▶ What the exercise asks: Using the listing below, please gather every line containing the word "this".

'''

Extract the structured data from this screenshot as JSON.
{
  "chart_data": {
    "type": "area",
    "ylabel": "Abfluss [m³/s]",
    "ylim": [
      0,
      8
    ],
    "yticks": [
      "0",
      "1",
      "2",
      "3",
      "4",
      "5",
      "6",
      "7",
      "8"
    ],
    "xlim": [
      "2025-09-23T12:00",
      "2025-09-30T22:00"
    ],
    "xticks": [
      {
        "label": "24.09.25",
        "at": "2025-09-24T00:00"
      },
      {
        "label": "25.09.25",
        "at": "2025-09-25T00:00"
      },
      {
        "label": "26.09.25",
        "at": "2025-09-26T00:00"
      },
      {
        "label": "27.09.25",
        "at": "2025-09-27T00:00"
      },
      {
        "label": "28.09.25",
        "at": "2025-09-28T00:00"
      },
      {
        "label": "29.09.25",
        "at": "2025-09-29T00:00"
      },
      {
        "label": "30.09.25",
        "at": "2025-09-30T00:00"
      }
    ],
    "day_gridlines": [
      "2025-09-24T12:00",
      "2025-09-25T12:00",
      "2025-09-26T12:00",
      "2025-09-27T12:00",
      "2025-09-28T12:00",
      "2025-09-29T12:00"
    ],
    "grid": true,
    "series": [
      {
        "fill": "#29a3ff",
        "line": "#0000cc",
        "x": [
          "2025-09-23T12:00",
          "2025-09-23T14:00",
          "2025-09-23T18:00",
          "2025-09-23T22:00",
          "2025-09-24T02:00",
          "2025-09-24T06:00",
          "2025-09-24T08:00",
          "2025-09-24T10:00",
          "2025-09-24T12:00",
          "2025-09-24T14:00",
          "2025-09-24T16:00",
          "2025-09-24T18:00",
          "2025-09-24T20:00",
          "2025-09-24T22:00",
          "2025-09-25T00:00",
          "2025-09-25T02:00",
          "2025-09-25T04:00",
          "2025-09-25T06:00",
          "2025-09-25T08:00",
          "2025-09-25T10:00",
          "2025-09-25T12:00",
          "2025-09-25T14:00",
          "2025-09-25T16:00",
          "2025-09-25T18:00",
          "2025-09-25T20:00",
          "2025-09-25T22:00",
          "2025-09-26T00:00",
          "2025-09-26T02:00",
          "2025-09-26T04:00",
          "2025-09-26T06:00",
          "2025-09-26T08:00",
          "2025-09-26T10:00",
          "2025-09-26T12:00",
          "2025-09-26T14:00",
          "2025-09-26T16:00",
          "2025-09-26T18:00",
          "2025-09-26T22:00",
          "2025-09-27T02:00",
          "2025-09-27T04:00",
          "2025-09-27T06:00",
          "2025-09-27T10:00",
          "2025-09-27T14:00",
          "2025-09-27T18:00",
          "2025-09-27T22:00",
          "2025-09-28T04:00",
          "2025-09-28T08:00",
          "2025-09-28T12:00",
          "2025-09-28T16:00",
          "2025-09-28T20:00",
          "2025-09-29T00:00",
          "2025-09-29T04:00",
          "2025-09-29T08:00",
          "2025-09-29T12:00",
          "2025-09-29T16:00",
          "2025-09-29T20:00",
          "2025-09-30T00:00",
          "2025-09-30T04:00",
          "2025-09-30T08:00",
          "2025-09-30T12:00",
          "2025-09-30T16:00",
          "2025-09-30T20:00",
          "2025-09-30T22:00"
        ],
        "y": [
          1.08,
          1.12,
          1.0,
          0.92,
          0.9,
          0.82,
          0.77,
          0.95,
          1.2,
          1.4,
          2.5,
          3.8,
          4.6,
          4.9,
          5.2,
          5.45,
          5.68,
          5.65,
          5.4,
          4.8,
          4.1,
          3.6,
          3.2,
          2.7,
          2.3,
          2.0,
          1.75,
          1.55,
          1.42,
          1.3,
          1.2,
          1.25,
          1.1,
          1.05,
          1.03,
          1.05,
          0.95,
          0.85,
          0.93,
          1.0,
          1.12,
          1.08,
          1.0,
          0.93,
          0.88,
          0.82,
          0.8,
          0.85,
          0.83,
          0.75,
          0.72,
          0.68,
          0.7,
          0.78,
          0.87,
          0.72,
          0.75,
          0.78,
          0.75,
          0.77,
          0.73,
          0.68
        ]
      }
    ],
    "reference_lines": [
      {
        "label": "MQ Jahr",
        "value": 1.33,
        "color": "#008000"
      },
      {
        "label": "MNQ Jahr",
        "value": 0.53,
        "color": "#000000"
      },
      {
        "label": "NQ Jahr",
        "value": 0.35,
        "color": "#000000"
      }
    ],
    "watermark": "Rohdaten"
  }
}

'''
'''

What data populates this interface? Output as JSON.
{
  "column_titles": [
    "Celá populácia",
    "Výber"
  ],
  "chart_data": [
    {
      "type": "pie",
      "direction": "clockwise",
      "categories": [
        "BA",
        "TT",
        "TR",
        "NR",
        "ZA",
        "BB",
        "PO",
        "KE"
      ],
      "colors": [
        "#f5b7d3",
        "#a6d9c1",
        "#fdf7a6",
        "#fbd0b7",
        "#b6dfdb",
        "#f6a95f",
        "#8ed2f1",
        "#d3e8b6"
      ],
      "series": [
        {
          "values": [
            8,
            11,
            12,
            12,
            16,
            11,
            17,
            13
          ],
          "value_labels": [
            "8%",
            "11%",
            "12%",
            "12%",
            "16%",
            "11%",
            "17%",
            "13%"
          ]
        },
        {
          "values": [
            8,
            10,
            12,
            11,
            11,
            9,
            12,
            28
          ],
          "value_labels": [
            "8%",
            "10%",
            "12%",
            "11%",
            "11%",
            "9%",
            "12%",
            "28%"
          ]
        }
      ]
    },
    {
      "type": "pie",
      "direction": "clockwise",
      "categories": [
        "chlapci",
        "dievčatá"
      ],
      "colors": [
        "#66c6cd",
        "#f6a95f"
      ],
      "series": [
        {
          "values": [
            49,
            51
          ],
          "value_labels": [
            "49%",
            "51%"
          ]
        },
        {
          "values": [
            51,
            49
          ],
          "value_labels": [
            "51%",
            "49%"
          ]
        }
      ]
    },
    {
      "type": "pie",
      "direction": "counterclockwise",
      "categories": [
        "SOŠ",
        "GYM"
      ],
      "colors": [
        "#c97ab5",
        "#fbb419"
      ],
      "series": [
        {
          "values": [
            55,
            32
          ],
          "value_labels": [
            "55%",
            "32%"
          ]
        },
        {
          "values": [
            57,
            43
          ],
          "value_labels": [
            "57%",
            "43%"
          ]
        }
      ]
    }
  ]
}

'''

▶ Result of the exercise:
Extract the structured data from this screenshot as JSON.
What data populates this interface? Output as JSON.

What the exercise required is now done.